## Work to be completed
Please report every line from the material that contains the word "label".

-----

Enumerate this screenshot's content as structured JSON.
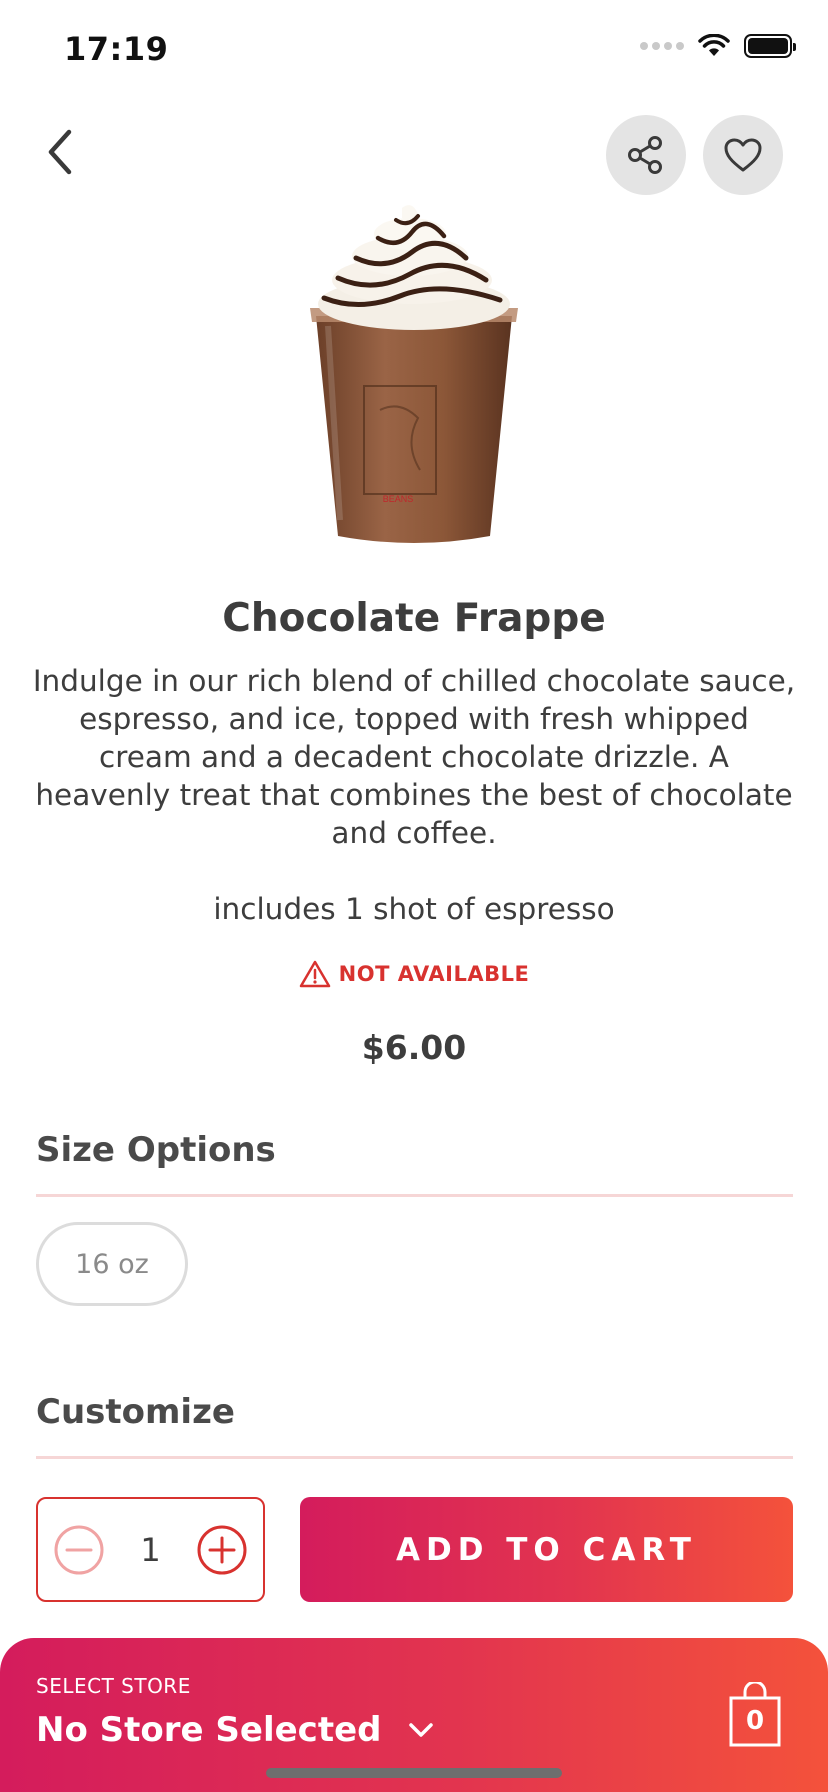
{
  "status_bar": {
    "time": "17:19",
    "icons": [
      "cellular-signal-icon",
      "wifi-icon",
      "battery-icon"
    ]
  },
  "header": {
    "back_icon": "chevron-left-icon",
    "share_icon": "share-icon",
    "favorite_icon": "heart-icon"
  },
  "product": {
    "image_icon": "chocolate-frappe-image",
    "title": "Chocolate Frappe",
    "description": "Indulge in our rich blend of chilled chocolate sauce, espresso, and ice, topped with fresh whipped cream and a decadent chocolate drizzle. A heavenly treat that combines the best of chocolate and coffee.",
    "espresso_note": "includes 1 shot of espresso",
    "availability": "NOT AVAILABLE",
    "availability_icon": "warning-triangle-icon",
    "price": "$6.00"
  },
  "size_options": {
    "title": "Size Options",
    "options": [
      "16 oz"
    ]
  },
  "customize": {
    "title": "Customize"
  },
  "quantity": {
    "value": "1",
    "decrement_icon": "minus-circle-icon",
    "increment_icon": "plus-circle-icon"
  },
  "add_to_cart": {
    "label": "ADD TO CART"
  },
  "store_bar": {
    "label": "SELECT STORE",
    "value": "No Store Selected",
    "dropdown_icon": "chevron-down-icon",
    "cart_icon": "shopping-bag-icon",
    "cart_count": "0"
  },
  "colors": {
    "accent": "#d8322f",
    "gradient_start": "#d41c5c",
    "gradient_end": "#f4523b",
    "text": "#3d3d3d",
    "divider": "#f6d6d6",
    "button_bg": "#e4e4e4"
  }
}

-----

## Answer to the exercise
    "label": "ADD TO CART"
    "label": "SELECT STORE",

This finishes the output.